AIM OF THE EXERCISE: Determine the number of lines that contain the word "Press", then state that number and nothing more.

WORKING DATA:
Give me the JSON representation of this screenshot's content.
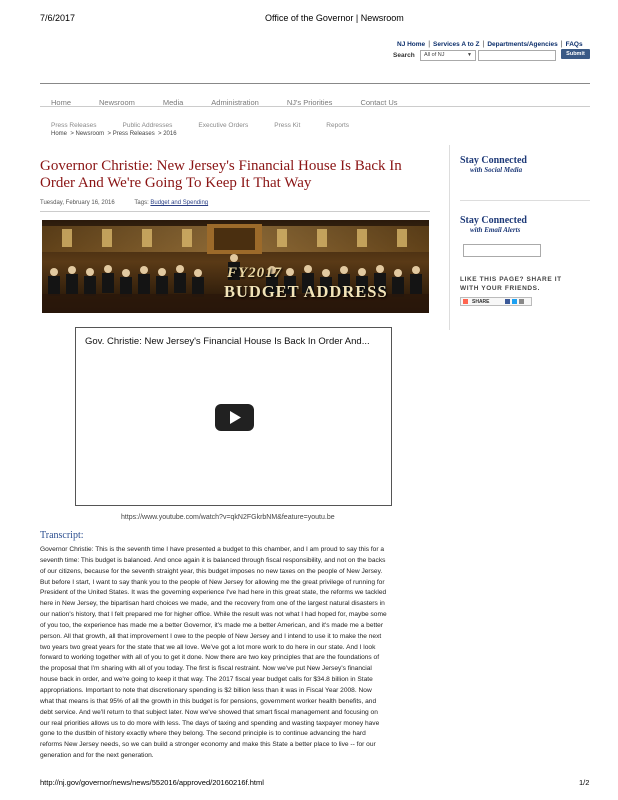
{
  "print_header": {
    "date": "7/6/2017",
    "title": "Office of the Governor | Newsroom"
  },
  "utility_nav": [
    "NJ Home",
    "Services A to Z",
    "Departments/Agencies",
    "FAQs"
  ],
  "search": {
    "label": "Search",
    "scope": "All of NJ",
    "submit": "Submit"
  },
  "main_nav": [
    "Home",
    "Newsroom",
    "Media",
    "Administration",
    "NJ's Priorities",
    "Contact Us"
  ],
  "sub_nav": [
    "Press Releases",
    "Public Addresses",
    "Executive Orders",
    "Press Kit",
    "Reports"
  ],
  "breadcrumb": "Home  > Newsroom  > Press Releases  > 2016",
  "article": {
    "title_line1": "Governor Christie: New Jersey's Financial House Is Back In",
    "title_line2": "Order And We're Going To Keep It That Way",
    "date": "Tuesday, February 16, 2016",
    "tags_label": "Tags:",
    "tag": "Budget and Spending",
    "banner_line1": "FY2017",
    "banner_line2": "BUDGET ADDRESS",
    "video_title": "Gov. Christie: New Jersey's Financial House Is Back In Order And...",
    "video_url": "https://www.youtube.com/watch?v=qkN2FGkrbNM&feature=youtu.be",
    "transcript_heading": "Transcript:",
    "transcript_lines": [
      "Governor Christie:  This is the seventh time I have presented a budget to this chamber, and I am proud to say this for a",
      "seventh time: This budget is balanced. And once again it is balanced through fiscal responsibility, and not on the backs",
      "of our citizens, because for the seventh straight year, this budget imposes no new taxes on the people of New Jersey.",
      "But before I start, I want to say thank you to the people of New Jersey for allowing me the great privilege of running for",
      "President of the United States. It was the governing experience I've had here in this great state, the reforms we tackled",
      "here in New Jersey, the bipartisan hard choices we made, and the recovery from one of the largest natural disasters in",
      "our nation's history, that I felt prepared me for higher office. While the result was not what I had hoped for, maybe some",
      "of you too, the experience has made me a better Governor, it's made me a better American, and it's made me a better",
      "person. All that growth, all that improvement I owe to the people of New Jersey and I intend to use it to make the next",
      "two years two great years for the state that we all love. We've got a lot more work to do here in our state. And I look",
      "forward to working together with all of you to get it done. Now there are two key principles that are the foundations of",
      "the proposal that I'm sharing with all of you today. The first is fiscal restraint. Now we've put New Jersey's financial",
      "house back in order, and we're going to keep it that way. The 2017 fiscal year budget calls for $34.8 billion in State",
      "appropriations. Important to note that discretionary spending is $2 billion less than it was in Fiscal Year 2008. Now",
      "what that means is that 95% of all the growth in this budget is for pensions, government worker health benefits, and",
      "debt service. And we'll return to that subject later. Now we've showed that smart fiscal management and focusing on",
      "our real priorities allows us to do more with less. The days of taxing and spending and wasting taxpayer money have",
      "gone to the dustbin of history exactly where they belong. The second principle is to continue advancing the hard",
      "reforms New Jersey needs, so we can build a stronger economy and make this State a better place to live -- for our",
      "generation and for the next generation."
    ]
  },
  "sidebar": {
    "social_heading": "Stay Connected",
    "social_sub": "with Social Media",
    "email_heading": "Stay Connected",
    "email_sub": "with Email Alerts",
    "share_line1": "LIKE THIS PAGE? SHARE IT",
    "share_line2": "WITH YOUR FRIENDS.",
    "share_button": "SHARE"
  },
  "footer": {
    "url": "http://nj.gov/governor/news/news/552016/approved/20160216f.html",
    "page": "1/2"
  },
  "colors": {
    "title": "#8a1414",
    "sidebar_heading": "#1e3a78",
    "submit": "#3a5a86"
  }
}
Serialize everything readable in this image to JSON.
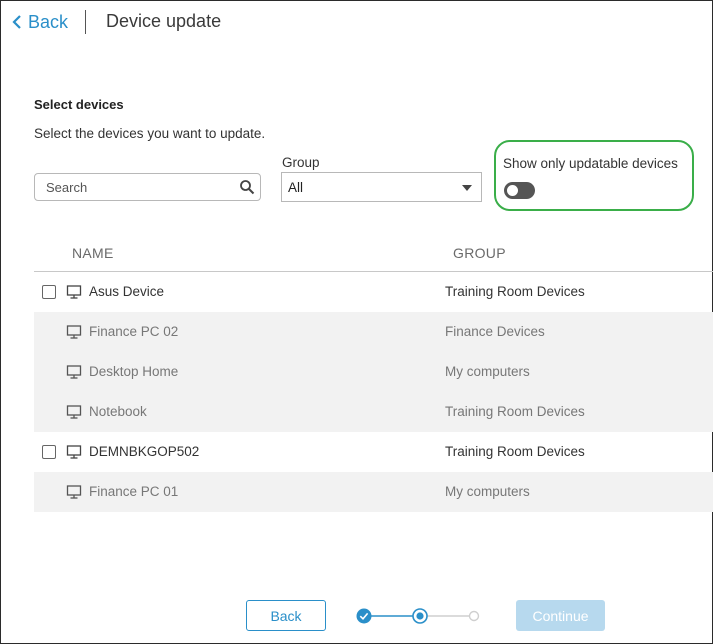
{
  "header": {
    "back_label": "Back",
    "title": "Device update"
  },
  "section": {
    "title": "Select devices",
    "description": "Select the devices you want to update."
  },
  "search": {
    "placeholder": "Search",
    "value": ""
  },
  "group_filter": {
    "label": "Group",
    "selected": "All"
  },
  "updatable_filter": {
    "label": "Show only updatable devices",
    "enabled": false
  },
  "table": {
    "columns": [
      "NAME",
      "GROUP"
    ],
    "rows": [
      {
        "name": "Asus Device",
        "group": "Training Room Devices",
        "selectable": true
      },
      {
        "name": "Finance PC 02",
        "group": "Finance Devices",
        "selectable": false
      },
      {
        "name": "Desktop Home",
        "group": "My computers",
        "selectable": false
      },
      {
        "name": "Notebook",
        "group": "Training Room Devices",
        "selectable": false
      },
      {
        "name": "DEMNBKGOP502",
        "group": "Training Room Devices",
        "selectable": true
      },
      {
        "name": "Finance PC 01",
        "group": "My computers",
        "selectable": false
      }
    ]
  },
  "footer": {
    "back_label": "Back",
    "continue_label": "Continue",
    "steps_total": 3,
    "current_step": 2
  },
  "colors": {
    "accent": "#2a8fc9",
    "highlight": "#3aae49",
    "disabled_button": "#b7d9ee",
    "disabled_row": "#f2f2f2"
  },
  "icons": [
    "chevron-left-icon",
    "search-icon",
    "caret-down-icon",
    "monitor-icon",
    "step-complete-icon"
  ]
}
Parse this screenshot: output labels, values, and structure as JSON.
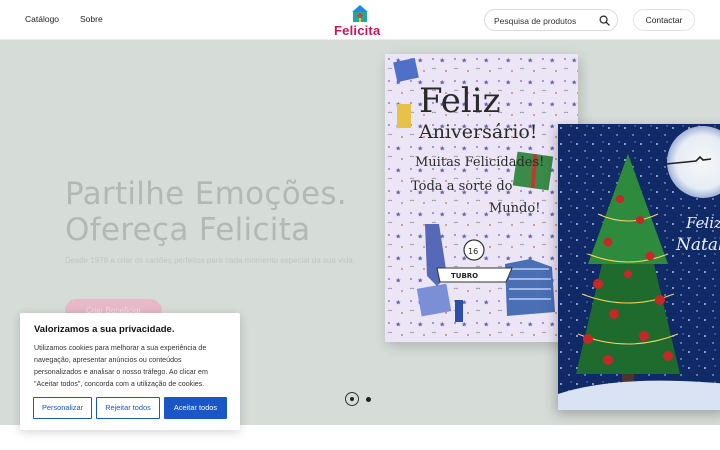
{
  "header": {
    "nav": [
      {
        "label": "Catálogo"
      },
      {
        "label": "Sobre"
      }
    ],
    "logo_text": "Felicita",
    "search": {
      "placeholder": "Pesquisa de produtos",
      "icon": "search-icon"
    },
    "contact_label": "Contactar"
  },
  "hero": {
    "title_line1": "Partilhe Emoções.",
    "title_line2": "Ofereça Felicita",
    "subtitle": "Desde 1978 a criar os cartões perfeitos para cada momento especial da sua vida.",
    "cta_label": "Criar Beneficiar",
    "card1_lines": [
      "Feliz",
      "Aniversário!",
      "Muitas Felicidades!",
      "Toda a sorte do",
      "Mundo!"
    ],
    "card1_tag": "16",
    "card1_shirt": "TUBRO",
    "card2_lines": [
      "Feliz",
      "Natal"
    ],
    "carousel": {
      "slides": 2,
      "active": 1
    }
  },
  "cookie": {
    "title": "Valorizamos a sua privacidade.",
    "text": "Utilizamos cookies para melhorar a sua experiência de navegação, apresentar anúncios ou conteúdos personalizados e analisar o nosso tráfego. Ao clicar em \"Aceitar todos\", concorda com a utilização de cookies.",
    "customize_label": "Personalizar",
    "reject_label": "Rejeitar todos",
    "accept_label": "Aceitar todos"
  },
  "colors": {
    "brand": "#c2185b",
    "accent_blue": "#1a56c6",
    "hero_bg": "#d6dcd7"
  }
}
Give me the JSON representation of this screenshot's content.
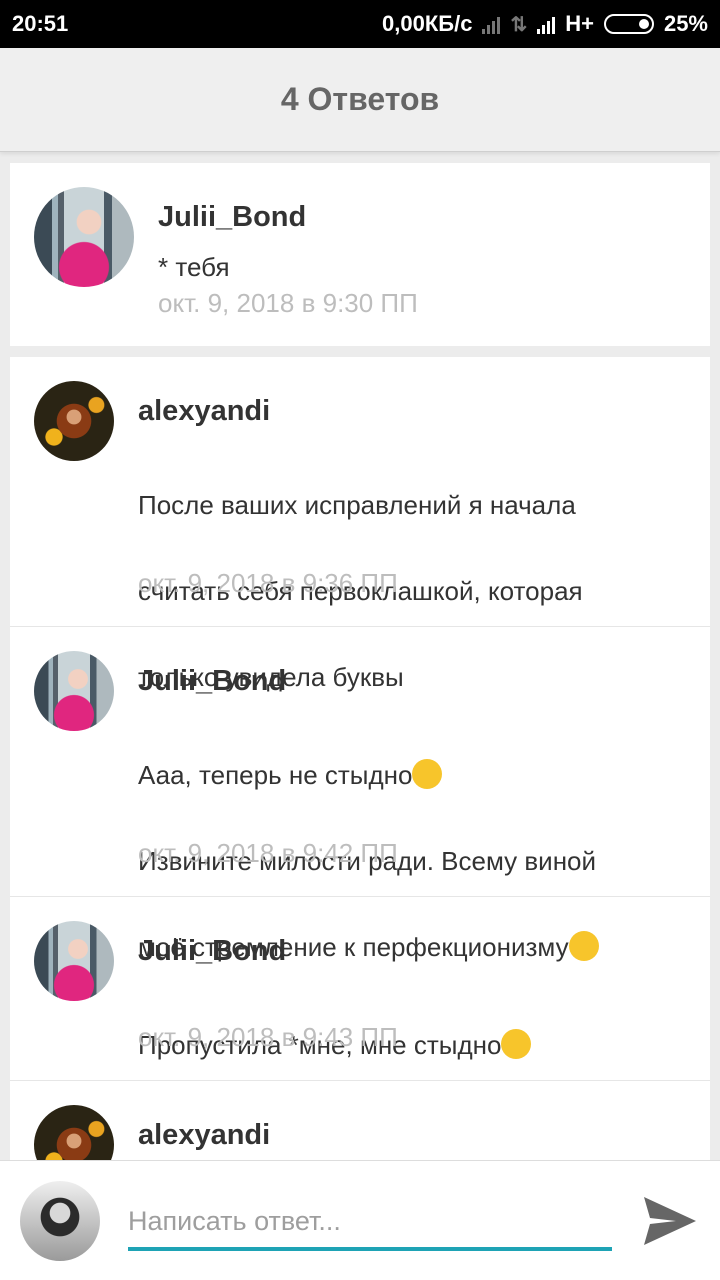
{
  "status_bar": {
    "time": "20:51",
    "speed": "0,00КБ/с",
    "network": "H+",
    "battery": "25%"
  },
  "header": {
    "title": "4 Ответов"
  },
  "parent_comment": {
    "author": "Julii_Bond",
    "text": "* тебя",
    "date": "окт. 9, 2018 в 9:30 ПП",
    "avatar": "julii-avatar"
  },
  "replies": [
    {
      "author": "alexyandi",
      "lines": [
        "После ваших исправлений я начала",
        "считать себя первоклашкой, которая",
        "только увидела буквы"
      ],
      "date": "окт. 9, 2018 в 9:36 ПП",
      "avatar": "alexyandi-avatar"
    },
    {
      "author": "Julii_Bond",
      "lines": [
        "Ааа, теперь не стыдно",
        "Извините милости ради. Всему виной",
        "моё стремление к перфекционизму"
      ],
      "emojis": [
        "flushed-emoji",
        "wink-emoji"
      ],
      "date": "окт. 9, 2018 в 9:42 ПП",
      "avatar": "julii-avatar"
    },
    {
      "author": "Julii_Bond",
      "lines": [
        "Пропустила *мне, мне стыдно"
      ],
      "emojis": [
        "thinking-emoji"
      ],
      "date": "окт. 9, 2018 в 9:43 ПП",
      "avatar": "julii-avatar"
    },
    {
      "author": "alexyandi",
      "avatar": "alexyandi-avatar"
    }
  ],
  "composer": {
    "placeholder": "Написать ответ...",
    "value": "",
    "send_icon": "send-icon",
    "accent_color": "#1ea3b5"
  }
}
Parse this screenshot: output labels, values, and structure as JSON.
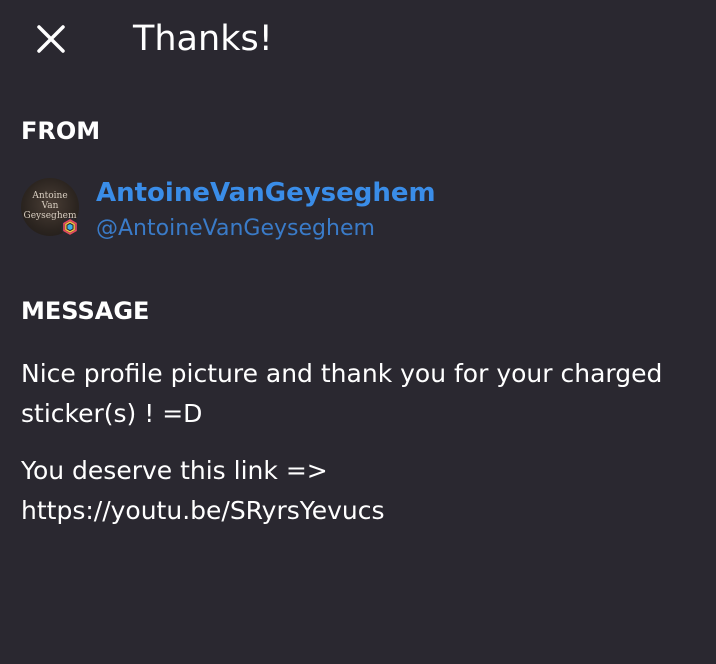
{
  "header": {
    "close_icon": "close-icon",
    "title": "Thanks!"
  },
  "from": {
    "label": "FROM",
    "avatar": {
      "line1": "Antoine",
      "line2": "Van",
      "line3": "Geyseghem",
      "badge_icon": "hexagon-badge-icon"
    },
    "display_name": "AntoineVanGeyseghem",
    "handle": "@AntoineVanGeyseghem"
  },
  "message": {
    "label": "MESSAGE",
    "paragraphs": [
      "Nice profile picture and thank you for your charged sticker(s) ! =D",
      "You deserve this link => https://youtu.be/SRyrsYevucs"
    ]
  },
  "colors": {
    "background": "#2a2830",
    "text": "#ffffff",
    "link_blue": "#3a8de8",
    "handle_blue": "#3a7bc8"
  }
}
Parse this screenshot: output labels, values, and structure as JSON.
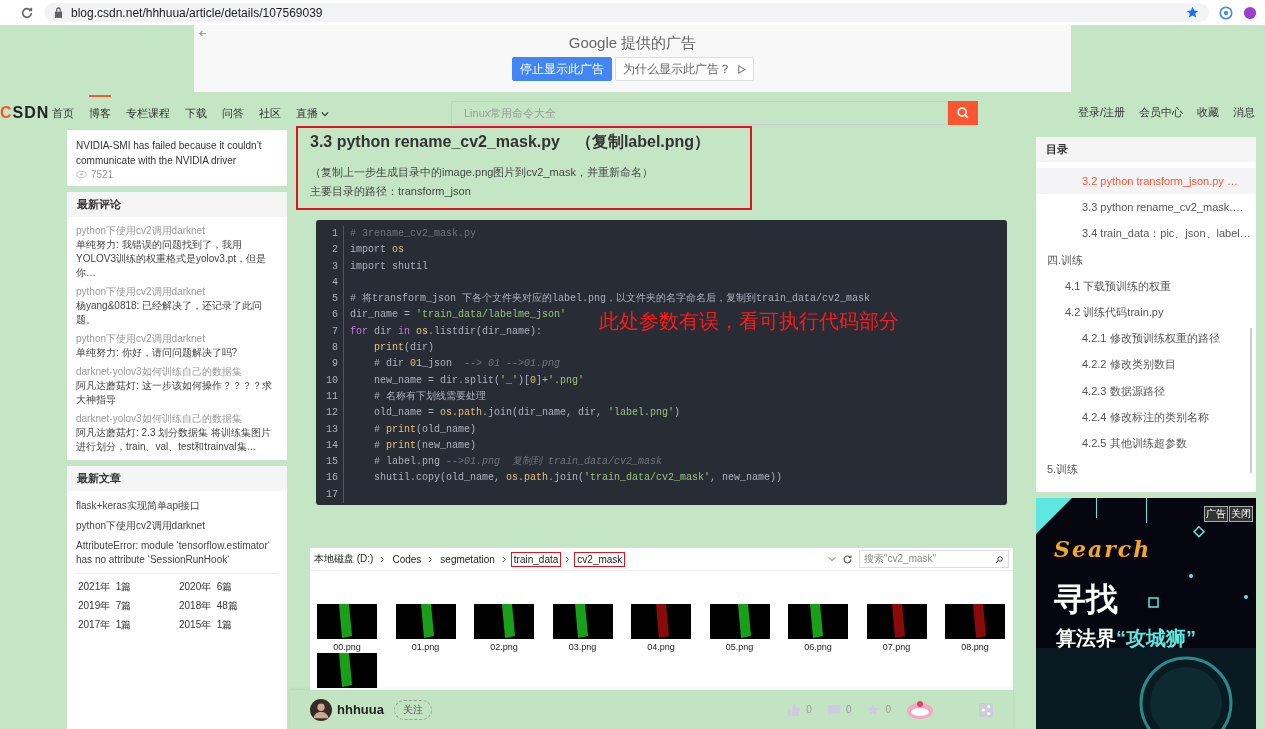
{
  "browser": {
    "url": "blog.csdn.net/hhhuua/article/details/107569039"
  },
  "ad_banner": {
    "title": "Google 提供的广告",
    "buttons": [
      {
        "label": "停止显示此广告",
        "kind": "primary"
      },
      {
        "label": "为什么显示此广告？",
        "kind": "info"
      }
    ]
  },
  "nav": {
    "logo": "CSDN",
    "items": [
      {
        "label": "首页",
        "selected": false
      },
      {
        "label": "博客",
        "selected": true
      },
      {
        "label": "专栏课程",
        "selected": false
      },
      {
        "label": "下载",
        "selected": false
      },
      {
        "label": "问答",
        "selected": false
      },
      {
        "label": "社区",
        "selected": false
      },
      {
        "label": "直播",
        "selected": false,
        "has_menu": true
      }
    ],
    "search": {
      "placeholder": "Linux常用命令大全"
    },
    "links": [
      "登录/注册",
      "会员中心",
      "收藏",
      "消息"
    ]
  },
  "sidebar": {
    "hot_articles": [
      {
        "title": "NVIDIA-SMI has failed because it couldn’t communicate with the NVIDIA driver",
        "views": "7521"
      }
    ],
    "comments": {
      "title": "最新评论",
      "items": [
        {
          "article": "python下使用cv2调用darknet",
          "text": "单纯努力: 我错误的问题找到了，我用YOLOV3训练的权重格式是yolov3.pt，但是你…"
        },
        {
          "article": "python下使用cv2调用darknet",
          "text": "杨yang&0818: 已经解决了，还记录了此问题。"
        },
        {
          "article": "python下使用cv2调用darknet",
          "text": "单纯努力: 你好，请问问题解决了吗?"
        },
        {
          "article": "darknet-yolov3如何训练自己的数据集",
          "text": "阿凡达蘑菇灯: 这一步该如何操作？？？？求大神指导"
        },
        {
          "article": "darknet-yolov3如何训练自己的数据集",
          "text": "阿凡达蘑菇灯: 2.3 划分数据集 将训练集图片进行划分，train、val、test和trainval集…"
        }
      ]
    },
    "recent": {
      "title": "最新文章",
      "items": [
        "flask+keras实现简单api接口",
        "python下使用cv2调用darknet",
        "AttributeError: module ‘tensorflow.estimator‘ has no attribute ‘SessionRunHook‘"
      ],
      "archive": [
        {
          "year": "2021年",
          "count": "1篇"
        },
        {
          "year": "2020年",
          "count": "6篇"
        },
        {
          "year": "2019年",
          "count": "7篇"
        },
        {
          "year": "2018年",
          "count": "48篇"
        },
        {
          "year": "2017年",
          "count": "1篇"
        },
        {
          "year": "2015年",
          "count": "1篇"
        }
      ]
    }
  },
  "article": {
    "heading": "3.3  python rename_cv2_mask.py　（复制label.png）",
    "paragraphs": [
      "（复制上一步生成目录中的image.png图片到cv2_mask，并重新命名）",
      "主要目录的路径：transform_json"
    ],
    "code": {
      "lines": [
        {
          "number": "1",
          "tokens": [
            {
              "kind": "comment",
              "text": "# 3rename_cv2_mask.py"
            }
          ]
        },
        {
          "number": "2",
          "tokens": [
            {
              "kind": "plain",
              "text": "import "
            },
            {
              "kind": "builtin",
              "text": "os"
            }
          ]
        },
        {
          "number": "3",
          "tokens": [
            {
              "kind": "plain",
              "text": "import shutil"
            }
          ]
        },
        {
          "number": "4"
        },
        {
          "number": "5",
          "tokens": [
            {
              "kind": "plain",
              "text": "# 将transform_json 下各个文件夹对应的label.png，以文件夹的名字命名后，复制到train_data/cv2_mask"
            }
          ]
        },
        {
          "number": "6",
          "tokens": [
            {
              "kind": "plain",
              "text": "dir_name = "
            },
            {
              "kind": "string",
              "text": "'train_data/labelme_json'"
            }
          ]
        },
        {
          "number": "7",
          "tokens": [
            {
              "kind": "keyword",
              "text": "for"
            },
            {
              "kind": "plain",
              "text": " dir "
            },
            {
              "kind": "keyword",
              "text": "in "
            },
            {
              "kind": "builtin",
              "text": "os"
            },
            {
              "kind": "plain",
              "text": ".listdir(dir_name):"
            }
          ]
        },
        {
          "number": "8",
          "indent": true,
          "tokens": [
            {
              "kind": "builtin",
              "text": "print"
            },
            {
              "kind": "plain",
              "text": "(dir)"
            }
          ]
        },
        {
          "number": "9",
          "indent": true,
          "tokens": [
            {
              "kind": "plain",
              "text": "# dir "
            },
            {
              "kind": "builtin",
              "text": "01"
            },
            {
              "kind": "plain",
              "text": "_json  "
            },
            {
              "kind": "comment",
              "text": "--> 01 -->01.png"
            }
          ]
        },
        {
          "number": "10",
          "indent": true,
          "tokens": [
            {
              "kind": "plain",
              "text": "new_name = dir.split("
            },
            {
              "kind": "string",
              "text": "'_'"
            },
            {
              "kind": "plain",
              "text": ")["
            },
            {
              "kind": "builtin",
              "text": "0"
            },
            {
              "kind": "plain",
              "text": "]+"
            },
            {
              "kind": "string",
              "text": "'.png'"
            }
          ]
        },
        {
          "number": "11",
          "indent": true,
          "tokens": [
            {
              "kind": "plain",
              "text": "# 名称有下划线需要处理"
            }
          ]
        },
        {
          "number": "12",
          "indent": true,
          "tokens": [
            {
              "kind": "plain",
              "text": "old_name = "
            },
            {
              "kind": "builtin",
              "text": "os.path"
            },
            {
              "kind": "plain",
              "text": ".join(dir_name, dir, "
            },
            {
              "kind": "string",
              "text": "'label.png'"
            },
            {
              "kind": "plain",
              "text": ")"
            }
          ]
        },
        {
          "number": "13",
          "indent": true,
          "tokens": [
            {
              "kind": "plain",
              "text": "# "
            },
            {
              "kind": "builtin",
              "text": "print"
            },
            {
              "kind": "plain",
              "text": "(old_name)"
            }
          ]
        },
        {
          "number": "14",
          "indent": true,
          "tokens": [
            {
              "kind": "plain",
              "text": "# "
            },
            {
              "kind": "builtin",
              "text": "print"
            },
            {
              "kind": "plain",
              "text": "(new_name)"
            }
          ]
        },
        {
          "number": "15",
          "indent": true,
          "tokens": [
            {
              "kind": "plain",
              "text": "# label.png "
            },
            {
              "kind": "comment",
              "text": "-->01.png  复制到 train_data/cv2_mask"
            }
          ]
        },
        {
          "number": "16",
          "indent": true,
          "tokens": [
            {
              "kind": "plain",
              "text": "shutil.copy(old_name, "
            },
            {
              "kind": "builtin",
              "text": "os.path"
            },
            {
              "kind": "plain",
              "text": ".join("
            },
            {
              "kind": "string",
              "text": "'train_data/cv2_mask'"
            },
            {
              "kind": "plain",
              "text": ", new_name))"
            }
          ]
        },
        {
          "number": "17"
        }
      ],
      "annotation": "此处参数有误，看可执行代码部分"
    },
    "explorer": {
      "breadcrumbs": [
        {
          "label": "本地磁盘 (D:)",
          "highlighted": false
        },
        {
          "label": "Codes",
          "highlighted": false
        },
        {
          "label": "segmetation",
          "highlighted": false
        },
        {
          "label": "train_data",
          "highlighted": true
        },
        {
          "label": "cv2_mask",
          "highlighted": true
        }
      ],
      "search": {
        "placeholder": "搜索\"cv2_mask\""
      },
      "files": [
        {
          "name": "00.png",
          "color": "#18a018"
        },
        {
          "name": "01.png",
          "color": "#18a018"
        },
        {
          "name": "02.png",
          "color": "#18a018"
        },
        {
          "name": "03.png",
          "color": "#18a018"
        },
        {
          "name": "04.png",
          "color": "#8a0a0a"
        },
        {
          "name": "05.png",
          "color": "#18a018"
        },
        {
          "name": "06.png",
          "color": "#18a018"
        },
        {
          "name": "07.png",
          "color": "#8a0a0a"
        },
        {
          "name": "08.png",
          "color": "#8a0a0a"
        },
        {
          "color": "#18a018"
        }
      ]
    },
    "author": {
      "name": "hhhuua",
      "follow": "关注",
      "likes": "0",
      "comments": "0",
      "favorites": "0"
    }
  },
  "toc": {
    "title": "目录",
    "scrolled_items": [
      {
        "label": "3.2  python transform_json.py  …",
        "selected": true
      },
      {
        "label": "3.3  python rename_cv2_mask.…",
        "selected": false
      },
      {
        "label": "3.4 train_data：pic、json、label…",
        "selected": false
      }
    ],
    "items": [
      {
        "label": "四.训练",
        "selected": false,
        "children": [
          {
            "label": "4.1 下载预训练的权重",
            "selected": false
          },
          {
            "label": "4.2 训练代码train.py",
            "selected": false,
            "children": [
              {
                "label": "4.2.1 修改预训练权重的路径",
                "selected": false
              },
              {
                "label": "4.2.2 修改类别数目",
                "selected": false
              },
              {
                "label": "4.2.3 数据源路径",
                "selected": false
              },
              {
                "label": "4.2.4 修改标注的类别名称",
                "selected": false
              },
              {
                "label": "4.2.5 其他训练超参数",
                "selected": false
              }
            ]
          }
        ]
      },
      {
        "label": "5.训练",
        "selected": false
      }
    ]
  },
  "side_ad": {
    "tags": [
      "广告",
      "关闭"
    ],
    "headline": "Search",
    "title": "寻找",
    "subtitle": "算法界",
    "highlight": "“攻城狮”"
  }
}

RESULT OF THIS EXERCISE: 3